Problem to work on
Reproduce the entries exactly.
--- Start ---
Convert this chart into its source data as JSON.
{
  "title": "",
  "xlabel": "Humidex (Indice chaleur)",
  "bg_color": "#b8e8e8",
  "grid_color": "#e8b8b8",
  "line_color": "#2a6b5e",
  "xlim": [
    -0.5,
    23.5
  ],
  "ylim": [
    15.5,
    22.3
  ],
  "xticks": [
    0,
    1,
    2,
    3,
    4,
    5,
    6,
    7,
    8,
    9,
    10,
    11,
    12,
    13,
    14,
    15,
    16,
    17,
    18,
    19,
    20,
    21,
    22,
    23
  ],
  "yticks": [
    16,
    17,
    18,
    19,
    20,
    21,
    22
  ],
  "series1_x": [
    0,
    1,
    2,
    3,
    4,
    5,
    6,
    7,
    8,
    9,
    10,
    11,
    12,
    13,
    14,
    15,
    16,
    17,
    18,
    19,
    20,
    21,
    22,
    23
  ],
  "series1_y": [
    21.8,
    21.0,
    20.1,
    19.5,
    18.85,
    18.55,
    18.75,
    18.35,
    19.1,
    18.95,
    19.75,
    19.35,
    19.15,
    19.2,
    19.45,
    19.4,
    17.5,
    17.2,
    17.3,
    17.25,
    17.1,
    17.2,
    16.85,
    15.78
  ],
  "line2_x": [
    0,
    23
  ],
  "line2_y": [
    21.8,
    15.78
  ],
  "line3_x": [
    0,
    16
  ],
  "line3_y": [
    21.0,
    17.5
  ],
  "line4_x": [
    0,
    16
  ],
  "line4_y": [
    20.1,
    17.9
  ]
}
--- End ---
Answer to the exercise
Convert this chart into its source data as JSON.
{
  "title": "",
  "xlabel": "Humidex (Indice chaleur)",
  "bg_color": "#b8e8e8",
  "grid_color": "#e8b8b8",
  "line_color": "#2a6b5e",
  "xlim": [
    -0.5,
    23.5
  ],
  "ylim": [
    15.5,
    22.3
  ],
  "xticks": [
    0,
    1,
    2,
    3,
    4,
    5,
    6,
    7,
    8,
    9,
    10,
    11,
    12,
    13,
    14,
    15,
    16,
    17,
    18,
    19,
    20,
    21,
    22,
    23
  ],
  "yticks": [
    16,
    17,
    18,
    19,
    20,
    21,
    22
  ],
  "series1_x": [
    0,
    1,
    2,
    3,
    4,
    5,
    6,
    7,
    8,
    9,
    10,
    11,
    12,
    13,
    14,
    15,
    16,
    17,
    18,
    19,
    20,
    21,
    22,
    23
  ],
  "series1_y": [
    21.8,
    21.0,
    20.1,
    19.5,
    18.85,
    18.55,
    18.75,
    18.35,
    19.1,
    18.95,
    19.75,
    19.35,
    19.15,
    19.2,
    19.45,
    19.4,
    17.5,
    17.2,
    17.3,
    17.25,
    17.1,
    17.2,
    16.85,
    15.78
  ],
  "line2_x": [
    0,
    23
  ],
  "line2_y": [
    21.8,
    15.78
  ],
  "line3_x": [
    0,
    16
  ],
  "line3_y": [
    21.0,
    17.5
  ],
  "line4_x": [
    0,
    16
  ],
  "line4_y": [
    20.1,
    17.9
  ]
}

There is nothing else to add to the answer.